[Start of Information supplied]
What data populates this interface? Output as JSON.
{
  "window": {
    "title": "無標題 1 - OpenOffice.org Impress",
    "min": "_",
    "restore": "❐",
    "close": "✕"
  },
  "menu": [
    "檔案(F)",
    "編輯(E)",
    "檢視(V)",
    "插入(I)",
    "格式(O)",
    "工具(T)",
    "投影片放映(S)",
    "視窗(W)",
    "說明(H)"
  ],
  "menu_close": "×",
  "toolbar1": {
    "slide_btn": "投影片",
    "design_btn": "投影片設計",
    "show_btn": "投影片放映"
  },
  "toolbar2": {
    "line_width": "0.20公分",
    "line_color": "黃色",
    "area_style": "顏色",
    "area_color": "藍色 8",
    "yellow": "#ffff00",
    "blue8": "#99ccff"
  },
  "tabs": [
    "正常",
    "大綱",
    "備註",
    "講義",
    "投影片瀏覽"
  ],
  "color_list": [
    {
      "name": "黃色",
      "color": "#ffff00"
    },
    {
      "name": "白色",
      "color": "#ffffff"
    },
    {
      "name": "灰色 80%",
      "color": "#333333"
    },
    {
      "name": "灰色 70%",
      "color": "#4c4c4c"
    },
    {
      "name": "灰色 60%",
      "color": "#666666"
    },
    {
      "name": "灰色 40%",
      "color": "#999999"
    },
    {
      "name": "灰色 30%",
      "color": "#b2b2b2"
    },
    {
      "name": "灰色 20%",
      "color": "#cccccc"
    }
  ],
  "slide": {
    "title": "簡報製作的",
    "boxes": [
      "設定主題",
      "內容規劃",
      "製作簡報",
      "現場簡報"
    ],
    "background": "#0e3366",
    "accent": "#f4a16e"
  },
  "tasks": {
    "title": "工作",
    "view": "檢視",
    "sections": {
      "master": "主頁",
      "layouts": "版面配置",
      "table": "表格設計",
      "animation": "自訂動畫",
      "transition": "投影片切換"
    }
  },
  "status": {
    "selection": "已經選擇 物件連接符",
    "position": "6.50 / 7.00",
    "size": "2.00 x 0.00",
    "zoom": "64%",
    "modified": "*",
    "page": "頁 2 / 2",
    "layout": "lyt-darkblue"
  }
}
[End of Information supplied]
> **Given task**
Faithfully reproduce all of the records, character for character.

> **Solution**
What data populates this interface? Output as JSON.
{
  "window": {
    "title": "無標題 1 - OpenOffice.org Impress",
    "min": "_",
    "restore": "❐",
    "close": "✕"
  },
  "menu": [
    "檔案(F)",
    "編輯(E)",
    "檢視(V)",
    "插入(I)",
    "格式(O)",
    "工具(T)",
    "投影片放映(S)",
    "視窗(W)",
    "說明(H)"
  ],
  "menu_close": "×",
  "toolbar1": {
    "slide_btn": "投影片",
    "design_btn": "投影片設計",
    "show_btn": "投影片放映"
  },
  "toolbar2": {
    "line_width": "0.20公分",
    "line_color": "黃色",
    "area_style": "顏色",
    "area_color": "藍色 8",
    "yellow": "#ffff00",
    "blue8": "#99ccff"
  },
  "tabs": [
    "正常",
    "大綱",
    "備註",
    "講義",
    "投影片瀏覽"
  ],
  "color_list": [
    {
      "name": "黃色",
      "color": "#ffff00"
    },
    {
      "name": "白色",
      "color": "#ffffff"
    },
    {
      "name": "灰色 80%",
      "color": "#333333"
    },
    {
      "name": "灰色 70%",
      "color": "#4c4c4c"
    },
    {
      "name": "灰色 60%",
      "color": "#666666"
    },
    {
      "name": "灰色 40%",
      "color": "#999999"
    },
    {
      "name": "灰色 30%",
      "color": "#b2b2b2"
    },
    {
      "name": "灰色 20%",
      "color": "#cccccc"
    }
  ],
  "slide": {
    "title": "簡報製作的",
    "boxes": [
      "設定主題",
      "內容規劃",
      "製作簡報",
      "現場簡報"
    ],
    "background": "#0e3366",
    "accent": "#f4a16e"
  },
  "tasks": {
    "title": "工作",
    "view": "檢視",
    "sections": {
      "master": "主頁",
      "layouts": "版面配置",
      "table": "表格設計",
      "animation": "自訂動畫",
      "transition": "投影片切換"
    }
  },
  "status": {
    "selection": "已經選擇 物件連接符",
    "position": "6.50 / 7.00",
    "size": "2.00 x 0.00",
    "zoom": "64%",
    "modified": "*",
    "page": "頁 2 / 2",
    "layout": "lyt-darkblue"
  }
}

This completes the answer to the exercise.